Problem details :: Give only the lines from the one containing "Extract the structured" through the end of the material below, exactly as written.

Listed records ::
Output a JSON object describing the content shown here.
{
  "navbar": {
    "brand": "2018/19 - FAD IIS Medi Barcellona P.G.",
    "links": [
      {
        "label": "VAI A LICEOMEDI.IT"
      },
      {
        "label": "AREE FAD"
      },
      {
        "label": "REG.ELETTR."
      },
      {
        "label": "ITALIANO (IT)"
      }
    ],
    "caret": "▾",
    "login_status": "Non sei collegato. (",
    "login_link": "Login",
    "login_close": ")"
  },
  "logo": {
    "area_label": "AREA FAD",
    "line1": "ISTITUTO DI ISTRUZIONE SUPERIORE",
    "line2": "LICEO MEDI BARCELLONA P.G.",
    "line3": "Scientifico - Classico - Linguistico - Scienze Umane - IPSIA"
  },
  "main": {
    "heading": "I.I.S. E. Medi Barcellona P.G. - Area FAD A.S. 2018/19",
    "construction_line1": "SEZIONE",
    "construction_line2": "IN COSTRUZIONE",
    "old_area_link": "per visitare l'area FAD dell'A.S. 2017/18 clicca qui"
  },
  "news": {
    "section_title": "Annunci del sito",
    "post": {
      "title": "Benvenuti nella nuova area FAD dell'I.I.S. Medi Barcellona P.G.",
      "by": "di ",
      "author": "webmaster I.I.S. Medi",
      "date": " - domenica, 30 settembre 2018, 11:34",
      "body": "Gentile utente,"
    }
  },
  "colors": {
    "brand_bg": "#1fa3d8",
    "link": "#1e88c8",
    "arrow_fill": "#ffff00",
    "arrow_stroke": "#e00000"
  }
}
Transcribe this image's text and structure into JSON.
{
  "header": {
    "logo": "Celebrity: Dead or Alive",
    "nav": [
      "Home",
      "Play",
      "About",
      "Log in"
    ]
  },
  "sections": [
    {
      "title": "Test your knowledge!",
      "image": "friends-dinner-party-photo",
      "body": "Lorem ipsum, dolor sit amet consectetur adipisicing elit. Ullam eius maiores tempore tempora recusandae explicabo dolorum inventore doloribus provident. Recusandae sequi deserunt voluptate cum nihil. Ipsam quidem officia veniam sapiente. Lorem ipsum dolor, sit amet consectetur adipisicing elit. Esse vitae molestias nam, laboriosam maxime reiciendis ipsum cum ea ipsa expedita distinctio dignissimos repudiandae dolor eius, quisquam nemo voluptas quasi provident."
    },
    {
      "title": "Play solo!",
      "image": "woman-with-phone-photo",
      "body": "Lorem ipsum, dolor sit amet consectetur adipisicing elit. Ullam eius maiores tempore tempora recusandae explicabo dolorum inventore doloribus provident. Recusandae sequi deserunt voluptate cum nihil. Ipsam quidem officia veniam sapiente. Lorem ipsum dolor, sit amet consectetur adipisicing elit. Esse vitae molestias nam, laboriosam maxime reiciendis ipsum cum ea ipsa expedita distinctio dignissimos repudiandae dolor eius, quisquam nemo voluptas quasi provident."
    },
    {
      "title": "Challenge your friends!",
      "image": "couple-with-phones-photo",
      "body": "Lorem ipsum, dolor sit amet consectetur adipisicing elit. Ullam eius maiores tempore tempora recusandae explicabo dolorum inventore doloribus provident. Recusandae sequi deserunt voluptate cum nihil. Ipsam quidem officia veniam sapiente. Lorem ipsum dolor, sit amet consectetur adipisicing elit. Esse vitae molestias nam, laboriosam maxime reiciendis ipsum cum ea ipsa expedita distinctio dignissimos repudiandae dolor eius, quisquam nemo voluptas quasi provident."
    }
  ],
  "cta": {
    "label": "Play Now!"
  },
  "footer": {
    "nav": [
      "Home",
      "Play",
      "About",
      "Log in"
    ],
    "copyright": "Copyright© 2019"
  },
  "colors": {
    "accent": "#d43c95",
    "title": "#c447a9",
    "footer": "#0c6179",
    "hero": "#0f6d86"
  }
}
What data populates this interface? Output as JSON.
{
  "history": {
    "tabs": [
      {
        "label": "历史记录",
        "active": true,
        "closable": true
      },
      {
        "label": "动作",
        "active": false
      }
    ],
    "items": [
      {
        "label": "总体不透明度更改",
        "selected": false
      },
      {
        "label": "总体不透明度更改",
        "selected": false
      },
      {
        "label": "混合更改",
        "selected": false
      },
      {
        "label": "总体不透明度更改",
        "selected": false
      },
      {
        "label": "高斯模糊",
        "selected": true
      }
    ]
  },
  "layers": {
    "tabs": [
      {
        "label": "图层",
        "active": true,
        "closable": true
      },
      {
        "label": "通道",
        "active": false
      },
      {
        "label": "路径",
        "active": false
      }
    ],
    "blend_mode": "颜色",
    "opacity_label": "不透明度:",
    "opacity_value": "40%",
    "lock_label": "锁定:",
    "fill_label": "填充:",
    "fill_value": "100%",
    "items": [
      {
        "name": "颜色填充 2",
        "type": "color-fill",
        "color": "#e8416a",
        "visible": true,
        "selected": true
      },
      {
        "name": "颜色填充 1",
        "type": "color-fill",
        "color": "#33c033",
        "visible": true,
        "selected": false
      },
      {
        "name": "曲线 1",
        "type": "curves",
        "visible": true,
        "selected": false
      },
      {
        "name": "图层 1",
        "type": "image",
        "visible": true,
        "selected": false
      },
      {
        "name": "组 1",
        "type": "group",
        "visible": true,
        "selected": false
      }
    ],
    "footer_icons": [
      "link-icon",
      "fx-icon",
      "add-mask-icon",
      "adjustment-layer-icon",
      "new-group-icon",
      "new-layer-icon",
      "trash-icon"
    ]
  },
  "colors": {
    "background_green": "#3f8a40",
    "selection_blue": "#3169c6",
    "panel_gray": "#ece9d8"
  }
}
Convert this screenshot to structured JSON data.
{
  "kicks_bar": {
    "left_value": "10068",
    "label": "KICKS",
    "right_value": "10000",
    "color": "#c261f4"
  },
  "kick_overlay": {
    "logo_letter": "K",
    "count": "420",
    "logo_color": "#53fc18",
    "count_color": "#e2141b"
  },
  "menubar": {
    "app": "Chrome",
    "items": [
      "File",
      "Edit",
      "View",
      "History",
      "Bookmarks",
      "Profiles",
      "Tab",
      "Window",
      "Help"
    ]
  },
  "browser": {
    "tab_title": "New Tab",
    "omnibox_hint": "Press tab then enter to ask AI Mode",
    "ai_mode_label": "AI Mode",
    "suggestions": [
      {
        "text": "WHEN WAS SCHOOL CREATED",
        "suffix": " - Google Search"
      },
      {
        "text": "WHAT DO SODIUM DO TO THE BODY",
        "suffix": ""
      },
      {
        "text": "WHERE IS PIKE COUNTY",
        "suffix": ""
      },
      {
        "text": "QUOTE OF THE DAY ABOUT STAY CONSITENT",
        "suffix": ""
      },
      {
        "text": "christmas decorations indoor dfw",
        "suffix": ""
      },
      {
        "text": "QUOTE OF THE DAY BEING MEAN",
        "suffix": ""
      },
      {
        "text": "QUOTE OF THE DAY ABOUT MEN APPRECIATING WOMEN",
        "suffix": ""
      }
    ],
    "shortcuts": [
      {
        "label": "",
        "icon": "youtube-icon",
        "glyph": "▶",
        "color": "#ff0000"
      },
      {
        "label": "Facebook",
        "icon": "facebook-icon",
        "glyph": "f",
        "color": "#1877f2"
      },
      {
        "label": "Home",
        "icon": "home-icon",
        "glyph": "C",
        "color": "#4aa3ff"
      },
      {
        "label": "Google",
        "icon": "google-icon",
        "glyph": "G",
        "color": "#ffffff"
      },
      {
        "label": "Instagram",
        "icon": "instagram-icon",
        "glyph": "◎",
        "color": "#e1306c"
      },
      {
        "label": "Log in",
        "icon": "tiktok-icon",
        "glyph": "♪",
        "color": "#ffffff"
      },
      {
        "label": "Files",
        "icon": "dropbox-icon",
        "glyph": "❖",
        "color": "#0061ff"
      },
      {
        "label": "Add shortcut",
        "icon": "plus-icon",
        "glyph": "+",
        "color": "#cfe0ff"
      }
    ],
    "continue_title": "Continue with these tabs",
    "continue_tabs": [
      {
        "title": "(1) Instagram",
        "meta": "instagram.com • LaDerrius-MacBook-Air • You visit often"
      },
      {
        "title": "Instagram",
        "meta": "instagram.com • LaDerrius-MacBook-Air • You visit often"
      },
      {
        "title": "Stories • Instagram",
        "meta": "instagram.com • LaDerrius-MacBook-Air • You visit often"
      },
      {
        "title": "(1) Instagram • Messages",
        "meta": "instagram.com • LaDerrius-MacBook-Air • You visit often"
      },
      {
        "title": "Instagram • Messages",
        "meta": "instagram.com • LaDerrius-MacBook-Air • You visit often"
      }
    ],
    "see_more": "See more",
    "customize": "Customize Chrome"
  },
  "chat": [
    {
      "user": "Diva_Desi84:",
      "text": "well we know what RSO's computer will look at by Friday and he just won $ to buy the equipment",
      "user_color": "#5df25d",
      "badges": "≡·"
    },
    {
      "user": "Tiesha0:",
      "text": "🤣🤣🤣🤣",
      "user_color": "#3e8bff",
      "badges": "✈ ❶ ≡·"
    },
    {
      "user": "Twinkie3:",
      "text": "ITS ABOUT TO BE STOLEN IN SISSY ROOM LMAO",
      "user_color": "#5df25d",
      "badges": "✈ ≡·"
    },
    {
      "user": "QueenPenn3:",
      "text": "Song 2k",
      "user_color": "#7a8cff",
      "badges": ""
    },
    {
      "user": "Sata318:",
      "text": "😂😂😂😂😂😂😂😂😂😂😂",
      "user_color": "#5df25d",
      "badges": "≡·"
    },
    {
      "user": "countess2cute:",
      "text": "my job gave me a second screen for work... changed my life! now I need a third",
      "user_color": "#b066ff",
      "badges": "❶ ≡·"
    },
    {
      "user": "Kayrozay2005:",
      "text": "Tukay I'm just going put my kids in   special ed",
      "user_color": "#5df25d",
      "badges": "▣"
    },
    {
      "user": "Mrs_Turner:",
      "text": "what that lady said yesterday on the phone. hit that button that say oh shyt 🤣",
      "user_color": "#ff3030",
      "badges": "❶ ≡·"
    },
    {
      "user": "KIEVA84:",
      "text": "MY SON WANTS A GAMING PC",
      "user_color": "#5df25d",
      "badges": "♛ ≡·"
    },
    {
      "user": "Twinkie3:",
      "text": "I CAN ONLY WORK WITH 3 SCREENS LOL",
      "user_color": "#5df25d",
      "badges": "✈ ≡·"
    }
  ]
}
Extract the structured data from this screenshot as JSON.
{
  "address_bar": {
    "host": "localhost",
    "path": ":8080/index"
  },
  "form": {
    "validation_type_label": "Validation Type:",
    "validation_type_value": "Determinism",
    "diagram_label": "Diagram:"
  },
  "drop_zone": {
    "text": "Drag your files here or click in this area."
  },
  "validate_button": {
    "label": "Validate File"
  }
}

Solution for this task ::
Extract the structured data from this screenshot as JSON.
{
  "address_bar": {
    "host": "localhost",
    "path": ":8080/index"
  },
  "form": {
    "validation_type_label": "Validation Type:",
    "validation_type_value": "Determinism",
    "diagram_label": "Diagram:"
  },
  "drop_zone": {
    "text": "Drag your files here or click in this area."
  },
  "validate_button": {
    "label": "Validate File"
  }
}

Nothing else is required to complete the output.